Exercise requirements:
Show every line where "ἐστὶ" occurs.

************

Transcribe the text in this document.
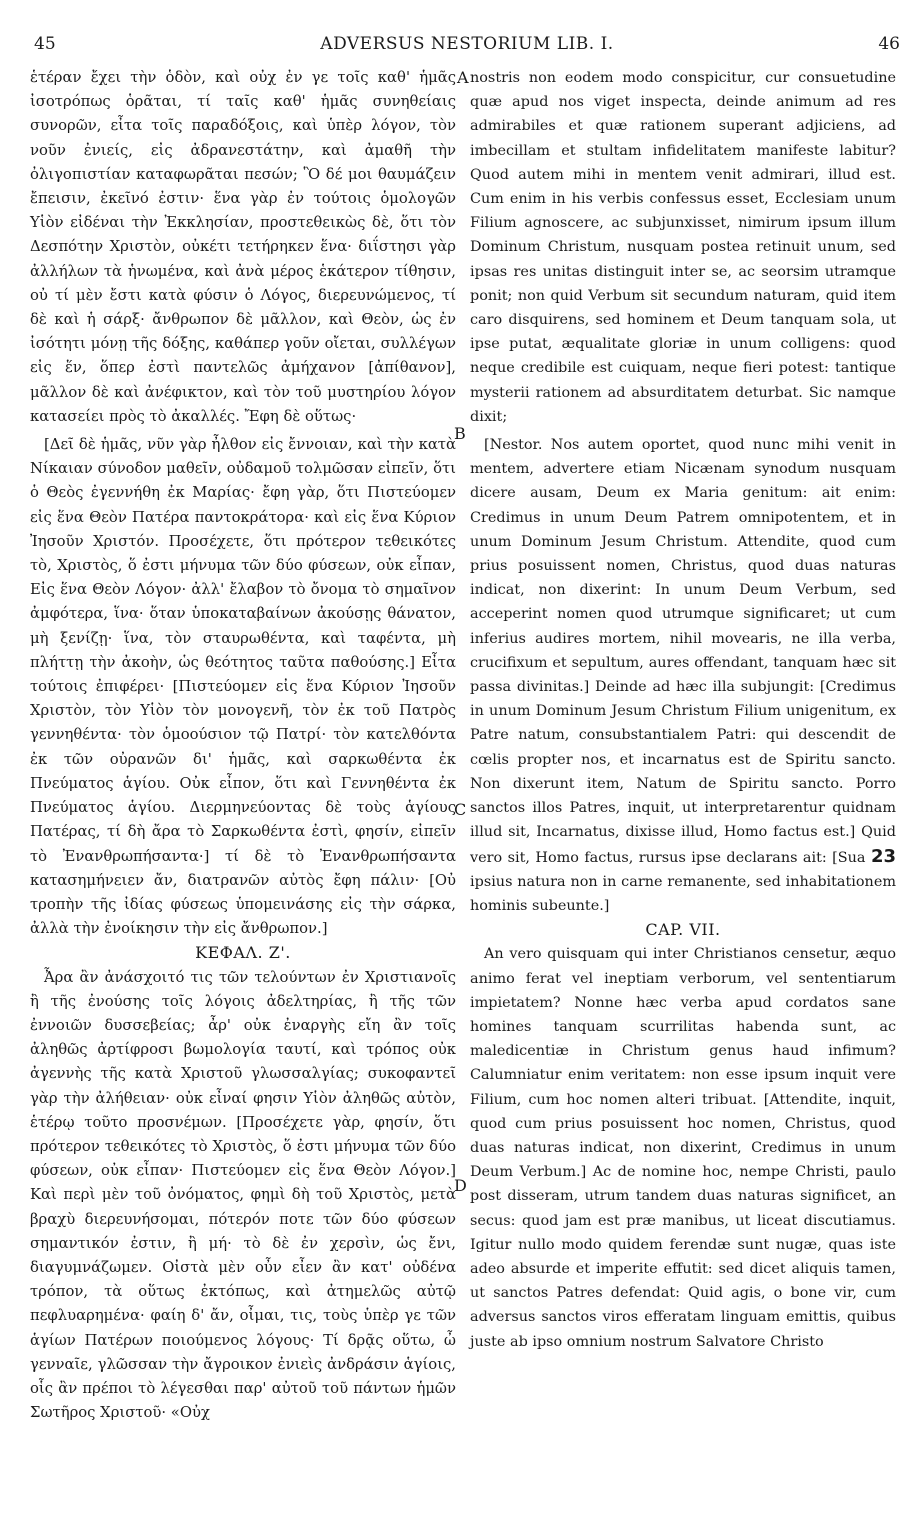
45	ADVERSUS NESTORIUM LIB. I.	46

ἑτέραν ἔχει τὴν ὁδὸν, καὶ οὐχ ἐν γε τοῖς καθ' ἡμᾶς ἰσοτρόπως ὁρᾶται, τί ταῖς καθ' ἡμᾶς συνηθείαις συνορῶν, εἶτα τοῖς παραδόξοις, καὶ ὑπὲρ λόγον, τὸν νοῦν ἐνιείς, εἰς ἀδρανεστάτην, καὶ ἀμαθῆ τὴν ὀλιγοπιστίαν καταφωρᾶται πεσών; Ὃ δέ μοι θαυμάζειν ἔπεισιν, ἐκεῖνό ἐστιν· ἕνα γὰρ ἐν τούτοις ὁμολογῶν Υἱὸν εἰδέναι τὴν Ἐκκλησίαν, προστεθεικὼς δὲ, ὅτι τὸν Δεσπότην Χριστὸν, οὐκέτι τετήρηκεν ἕνα· διΐστησι γὰρ ἀλλήλων τὰ ἡνωμένα, καὶ ἀνὰ μέρος ἑκάτερον τίθησιν, οὐ τί μὲν ἔστι κατὰ φύσιν ὁ Λόγος, διερευνώμενος, τί δὲ καὶ ἡ σάρξ· ἄνθρωπον δὲ μᾶλλον, καὶ Θεὸν, ὡς ἐν ἰσότητι μόνῃ τῆς δόξης, καθάπερ γοῦν οἴεται, συλλέγων εἰς ἕν, ὅπερ ἐστὶ παντελῶς ἀμήχανον [ἀπίθανον], μᾶλλον δὲ καὶ ἀνέφικτον, καὶ τὸν τοῦ μυστηρίου λόγον κατασείει πρὸς τὸ ἀκαλλές. Ἔφη δὲ οὕτως·

[Δεῖ δὲ ἡμᾶς, νῦν γὰρ ἦλθον εἰς ἔννοιαν, καὶ τὴν κατὰ Νίκαιαν σύνοδον μαθεῖν, οὐδαμοῦ τολμῶσαν εἰπεῖν, ὅτι ὁ Θεὸς ἐγεννήθη ἐκ Μαρίας· ἔφη γὰρ, ὅτι Πιστεύομεν εἰς ἕνα Θεὸν Πατέρα παντοκράτορα· καὶ εἰς ἕνα Κύριον Ἰησοῦν Χριστόν. Προσέχετε, ὅτι πρότερον τεθεικότες τὸ, Χριστὸς, ὅ ἐστι μήνυμα τῶν δύο φύσεων, οὐκ εἶπαν, Εἰς ἕνα Θεὸν Λόγον· ἀλλ' ἔλαβον τὸ ὄνομα τὸ σημαῖνον ἀμφότερα, ἵνα· ὅταν ὑποκαταβαίνων ἀκούσῃς θάνατον, μὴ ξενίζῃ· ἵνα, τὸν σταυρωθέντα, καὶ ταφέντα, μὴ πλήττῃ τὴν ἀκοὴν, ὡς θεότητος ταῦτα παθούσης.] Εἶτα τούτοις ἐπιφέρει· [Πιστεύομεν εἰς ἕνα Κύριον Ἰησοῦν Χριστὸν, τὸν Υἱὸν τὸν μονογενῆ, τὸν ἐκ τοῦ Πατρὸς γεννηθέντα· τὸν ὁμοούσιον τῷ Πατρί· τὸν κατελθόντα ἐκ τῶν οὐρανῶν δι' ἡμᾶς, καὶ σαρκωθέντα ἐκ Πνεύματος ἁγίου. Οὐκ εἶπον, ὅτι καὶ Γεννηθέντα ἐκ Πνεύματος ἁγίου. Διερμηνεύοντας δὲ τοὺς ἁγίους Πατέρας, τί δὴ ἄρα τὸ Σαρκωθέντα ἐστὶ, φησίν, εἰπεῖν τὸ Ἐνανθρωπήσαντα·] τί δὲ τὸ Ἐνανθρωπήσαντα κατασημήνειεν ἄν, διατρανῶν αὐτὸς ἔφη πάλιν· [Οὐ τροπὴν τῆς ἰδίας φύσεως ὑπομεινάσης εἰς τὴν σάρκα, ἀλλὰ τὴν ἐνοίκησιν τὴν εἰς ἄνθρωπον.]

ΚΕΦΑΛ. Ζ'.

Ἆρα ἂν ἀνάσχοιτό τις τῶν τελούντων ἐν Χριστιανοῖς ἢ τῆς ἐνούσης τοῖς λόγοις ἀδελτηρίας, ἢ τῆς τῶν ἐννοιῶν δυσσεβείας; ἆρ' οὐκ ἐναργὴς εἴη ἂν τοῖς ἀληθῶς ἀρτίφροσι βωμολογία ταυτί, καὶ τρόπος οὐκ ἀγεννὴς τῆς κατὰ Χριστοῦ γλωσσαλγίας; συκοφαντεῖ γὰρ τὴν ἀλήθειαν· οὐκ εἶναί φησιν Υἱὸν ἀληθῶς αὐτὸν, ἑτέρῳ τοῦτο προσνέμων. [Προσέχετε γὰρ, φησίν, ὅτι πρότερον τεθεικότες τὸ Χριστὸς, ὅ ἐστι μήνυμα τῶν δύο φύσεων, οὐκ εἶπαν· Πιστεύομεν εἰς ἕνα Θεὸν Λόγον.] Καὶ περὶ μὲν τοῦ ὀνόματος, φημὶ δὴ τοῦ Χριστὸς, μετὰ βραχὺ διερευνήσομαι, πότερόν ποτε τῶν δύο φύσεων σημαντικόν ἐστιν, ἢ μή· τὸ δὲ ἐν χερσὶν, ὡς ἔνι, διαγυμνάζωμεν. Οἰστὰ μὲν οὖν εἶεν ἂν κατ' οὐδένα τρόπον, τὰ οὕτως ἐκτόπως, καὶ ἀτημελῶς αὐτῷ πεφλυαρημένα· φαίη δ' ἄν, οἶμαι, τις, τοὺς ὑπὲρ γε τῶν ἁγίων Πατέρων ποιούμενος λόγους· Τί δρᾷς οὕτω, ὦ γενναῖε, γλῶσσαν τὴν ἄγροικον ἐνιεὶς ἀνδράσιν ἁγίοις, οἷς ἂν πρέποι τὸ λέγεσθαι παρ' αὐτοῦ τοῦ πάντων ἡμῶν Σωτῆρος Χριστοῦ· «Οὐχ

nostris non eodem modo conspicitur, cur consuetudine quæ apud nos viget inspecta, deinde animum ad res admirabiles et quæ rationem superant adjiciens, ad imbecillam et stultam infidelitatem manifeste labitur? Quod autem mihi in mentem venit admirari, illud est. Cum enim in his verbis confessus esset, Ecclesiam unum Filium agnoscere, ac subjunxisset, nimirum ipsum illum Dominum Christum, nusquam postea retinuit unum, sed ipsas res unitas distinguit inter se, ac seorsim utramque ponit; non quid Verbum sit secundum naturam, quid item caro disquirens, sed hominem et Deum tanquam sola, ut ipse putat, æqualitate gloriæ in unum colligens: quod neque credibile est cuiquam, neque fieri potest: tantique mysterii rationem ad absurditatem deturbat. Sic namque dixit;

[Nestor. Nos autem oportet, quod nunc mihi venit in mentem, advertere etiam Nicænam synodum nusquam dicere ausam, Deum ex Maria genitum: ait enim: Credimus in unum Deum Patrem omnipotentem, et in unum Dominum Jesum Christum. Attendite, quod cum prius posuissent nomen, Christus, quod duas naturas indicat, non dixerint: In unum Deum Verbum, sed acceperint nomen quod utrumque significaret; ut cum inferius audires mortem, nihil movearis, ne illa verba, crucifixum et sepultum, aures offendant, tanquam hæc sit passa divinitas.] Deinde ad hæc illa subjungit: [Credimus in unum Dominum Jesum Christum Filium unigenitum, ex Patre natum, consubstantialem Patri: qui descendit de cœlis propter nos, et incarnatus est de Spiritu sancto. Non dixerunt item, Natum de Spiritu sancto. Porro sanctos illos Patres, inquit, ut interpretarentur quidnam illud sit, Incarnatus, dixisse illud, Homo factus est.] Quid vero sit, Homo factus, rursus ipse declarans ait: [Sua 23 ipsius natura non in carne remanente, sed inhabitationem hominis subeunte.]

CAP. VII.

An vero quisquam qui inter Christianos censetur, æquo animo ferat vel ineptiam verborum, vel sententiarum impietatem? Nonne hæc verba apud cordatos sane homines tanquam scurrilitas habenda sunt, ac maledicentiæ in Christum genus haud infimum? Calumniatur enim veritatem: non esse ipsum inquit vere Filium, cum hoc nomen alteri tribuat. [Attendite, inquit, quod cum prius posuissent hoc nomen, Christus, quod duas naturas indicat, non dixerint, Credimus in unum Deum Verbum.] Ac de nomine hoc, nempe Christi, paulo post disseram, utrum tandem duas naturas significet, an secus: quod jam est præ manibus, ut liceat discutiamus. Igitur nullo modo quidem ferendæ sunt nugæ, quas iste adeo absurde et imperite effutit: sed dicet aliquis tamen, ut sanctos Patres defendat: Quid agis, o bone vir, cum adversus sanctos viros efferatam linguam emittis, quibus juste ab ipso omnium nostrum Salvatore Christo

A
B
C
D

************

Exercise response:
ἑτέραν ἔχει τὴν ὁδὸν, καὶ οὐχ ἐν γε τοῖς καθ' ἡμᾶς ἰσοτρόπως ὁρᾶται, τί ταῖς καθ' ἡμᾶς συνηθείαις συνορῶν, εἶτα τοῖς παραδόξοις, καὶ ὑπὲρ λόγον, τὸν νοῦν ἐνιείς, εἰς ἀδρανεστάτην, καὶ ἀμαθῆ τὴν ὀλιγοπιστίαν καταφωρᾶται πεσών; Ὃ δέ μοι θαυμάζειν ἔπεισιν, ἐκεῖνό ἐστιν· ἕνα γὰρ ἐν τούτοις ὁμολογῶν Υἱὸν εἰδέναι τὴν Ἐκκλησίαν, προστεθεικὼς δὲ, ὅτι τὸν Δεσπότην Χριστὸν, οὐκέτι τετήρηκεν ἕνα· διΐστησι γὰρ ἀλλήλων τὰ ἡνωμένα, καὶ ἀνὰ μέρος ἑκάτερον τίθησιν, οὐ τί μὲν ἔστι κατὰ φύσιν ὁ Λόγος, διερευνώμενος, τί δὲ καὶ ἡ σάρξ· ἄνθρωπον δὲ μᾶλλον, καὶ Θεὸν, ὡς ἐν ἰσότητι μόνῃ τῆς δόξης, καθάπερ γοῦν οἴεται, συλλέγων εἰς ἕν, ὅπερ ἐστὶ παντελῶς ἀμήχανον [ἀπίθανον], μᾶλλον δὲ καὶ ἀνέφικτον, καὶ τὸν τοῦ μυστηρίου λόγον κατασείει πρὸς τὸ ἀκαλλές. Ἔφη δὲ οὕτως·
[Δεῖ δὲ ἡμᾶς, νῦν γὰρ ἦλθον εἰς ἔννοιαν, καὶ τὴν κατὰ Νίκαιαν σύνοδον μαθεῖν, οὐδαμοῦ τολμῶσαν εἰπεῖν, ὅτι ὁ Θεὸς ἐγεννήθη ἐκ Μαρίας· ἔφη γὰρ, ὅτι Πιστεύομεν εἰς ἕνα Θεὸν Πατέρα παντοκράτορα· καὶ εἰς ἕνα Κύριον Ἰησοῦν Χριστόν. Προσέχετε, ὅτι πρότερον τεθεικότες τὸ, Χριστὸς, ὅ ἐστι μήνυμα τῶν δύο φύσεων, οὐκ εἶπαν, Εἰς ἕνα Θεὸν Λόγον· ἀλλ' ἔλαβον τὸ ὄνομα τὸ σημαῖνον ἀμφότερα, ἵνα· ὅταν ὑποκαταβαίνων ἀκούσῃς θάνατον, μὴ ξενίζῃ· ἵνα, τὸν σταυρωθέντα, καὶ ταφέντα, μὴ πλήττῃ τὴν ἀκοὴν, ὡς θεότητος ταῦτα παθούσης.] Εἶτα τούτοις ἐπιφέρει· [Πιστεύομεν εἰς ἕνα Κύριον Ἰησοῦν Χριστὸν, τὸν Υἱὸν τὸν μονογενῆ, τὸν ἐκ τοῦ Πατρὸς γεννηθέντα· τὸν ὁμοούσιον τῷ Πατρί· τὸν κατελθόντα ἐκ τῶν οὐρανῶν δι' ἡμᾶς, καὶ σαρκωθέντα ἐκ Πνεύματος ἁγίου. Οὐκ εἶπον, ὅτι καὶ Γεννηθέντα ἐκ Πνεύματος ἁγίου. Διερμηνεύοντας δὲ τοὺς ἁγίους Πατέρας, τί δὴ ἄρα τὸ Σαρκωθέντα ἐστὶ, φησίν, εἰπεῖν τὸ Ἐνανθρωπήσαντα·] τί δὲ τὸ Ἐνανθρωπήσαντα κατασημήνειεν ἄν, διατρανῶν αὐτὸς ἔφη πάλιν· [Οὐ τροπὴν τῆς ἰδίας φύσεως ὑπομεινάσης εἰς τὴν σάρκα, ἀλλὰ τὴν ἐνοίκησιν τὴν εἰς ἄνθρωπον.]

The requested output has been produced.